▶ [To do] Copy out each line below exactly as it appears.

▶ [Records shown]

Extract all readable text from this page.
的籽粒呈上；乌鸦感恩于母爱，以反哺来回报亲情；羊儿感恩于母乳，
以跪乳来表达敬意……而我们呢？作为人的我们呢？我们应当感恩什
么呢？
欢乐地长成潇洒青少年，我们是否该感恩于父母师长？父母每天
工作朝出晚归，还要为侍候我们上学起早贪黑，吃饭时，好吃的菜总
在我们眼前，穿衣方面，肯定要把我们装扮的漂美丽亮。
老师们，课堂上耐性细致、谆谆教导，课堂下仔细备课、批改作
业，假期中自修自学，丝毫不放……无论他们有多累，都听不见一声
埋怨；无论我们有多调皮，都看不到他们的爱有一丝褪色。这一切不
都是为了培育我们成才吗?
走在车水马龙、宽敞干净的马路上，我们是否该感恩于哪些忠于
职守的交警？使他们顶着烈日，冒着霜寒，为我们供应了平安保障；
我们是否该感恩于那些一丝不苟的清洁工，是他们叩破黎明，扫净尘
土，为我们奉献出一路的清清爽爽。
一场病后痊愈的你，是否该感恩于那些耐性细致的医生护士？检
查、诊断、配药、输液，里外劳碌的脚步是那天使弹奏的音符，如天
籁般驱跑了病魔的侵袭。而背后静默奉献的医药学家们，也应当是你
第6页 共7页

▶ [Exercise solution]
Extract all readable text from this page.
的籽粒呈上；乌鸦感恩于母爱，以反哺来回报亲情；羊儿感恩于母乳，
以跪乳来表达敬意……而我们呢？作为人的我们呢？我们应当感恩什
么呢？
欢乐地长成潇洒青少年，我们是否该感恩于父母师长？父母每天
工作朝出晚归，还要为侍候我们上学起早贪黑，吃饭时，好吃的菜总
在我们眼前，穿衣方面，肯定要把我们装扮的漂美丽亮。
老师们，课堂上耐性细致、谆谆教导，课堂下仔细备课、批改作
业，假期中自修自学，丝毫不放……无论他们有多累，都听不见一声
埋怨；无论我们有多调皮，都看不到他们的爱有一丝褪色。这一切不
都是为了培育我们成才吗?
走在车水马龙、宽敞干净的马路上，我们是否该感恩于哪些忠于
职守的交警？使他们顶着烈日，冒着霜寒，为我们供应了平安保障；
我们是否该感恩于那些一丝不苟的清洁工，是他们叩破黎明，扫净尘
土，为我们奉献出一路的清清爽爽。
一场病后痊愈的你，是否该感恩于那些耐性细致的医生护士？检
查、诊断、配药、输液，里外劳碌的脚步是那天使弹奏的音符，如天
籁般驱跑了病魔的侵袭。而背后静默奉献的医药学家们，也应当是你
第6页 共7页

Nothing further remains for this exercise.